= Given information =

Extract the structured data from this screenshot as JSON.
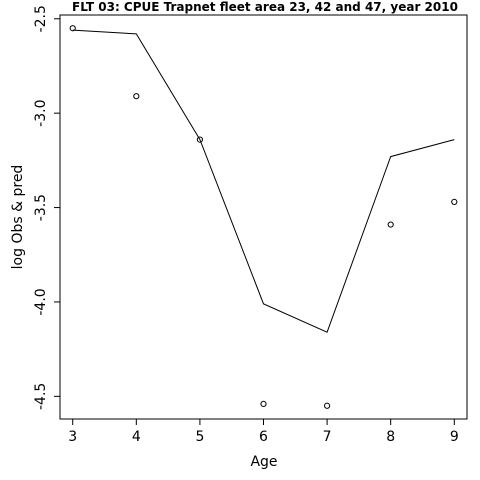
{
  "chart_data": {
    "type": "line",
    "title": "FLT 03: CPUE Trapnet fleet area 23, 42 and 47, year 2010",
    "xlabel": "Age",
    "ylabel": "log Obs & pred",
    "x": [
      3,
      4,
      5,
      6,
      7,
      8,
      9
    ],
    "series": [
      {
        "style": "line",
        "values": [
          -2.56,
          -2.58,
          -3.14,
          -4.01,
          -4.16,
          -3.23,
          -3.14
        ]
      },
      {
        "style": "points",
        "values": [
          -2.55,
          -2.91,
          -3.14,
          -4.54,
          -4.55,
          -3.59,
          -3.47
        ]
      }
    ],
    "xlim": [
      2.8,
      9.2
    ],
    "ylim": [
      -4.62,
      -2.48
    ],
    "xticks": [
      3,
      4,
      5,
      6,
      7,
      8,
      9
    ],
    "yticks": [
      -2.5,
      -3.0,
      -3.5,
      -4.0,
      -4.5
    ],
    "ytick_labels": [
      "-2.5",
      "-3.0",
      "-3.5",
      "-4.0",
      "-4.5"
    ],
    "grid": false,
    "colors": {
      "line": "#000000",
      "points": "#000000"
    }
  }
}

= What the exercise asks =
Write out again every line above exactly as given; the pictures do not belong in the copy.

= Written response =
Extract the structured data from this screenshot as JSON.
{
  "chart_data": {
    "type": "line",
    "title": "FLT 03: CPUE Trapnet fleet area 23, 42 and 47, year 2010",
    "xlabel": "Age",
    "ylabel": "log Obs & pred",
    "x": [
      3,
      4,
      5,
      6,
      7,
      8,
      9
    ],
    "series": [
      {
        "style": "line",
        "values": [
          -2.56,
          -2.58,
          -3.14,
          -4.01,
          -4.16,
          -3.23,
          -3.14
        ]
      },
      {
        "style": "points",
        "values": [
          -2.55,
          -2.91,
          -3.14,
          -4.54,
          -4.55,
          -3.59,
          -3.47
        ]
      }
    ],
    "xlim": [
      2.8,
      9.2
    ],
    "ylim": [
      -4.62,
      -2.48
    ],
    "xticks": [
      3,
      4,
      5,
      6,
      7,
      8,
      9
    ],
    "yticks": [
      -2.5,
      -3.0,
      -3.5,
      -4.0,
      -4.5
    ],
    "ytick_labels": [
      "-2.5",
      "-3.0",
      "-3.5",
      "-4.0",
      "-4.5"
    ],
    "grid": false,
    "colors": {
      "line": "#000000",
      "points": "#000000"
    }
  }
}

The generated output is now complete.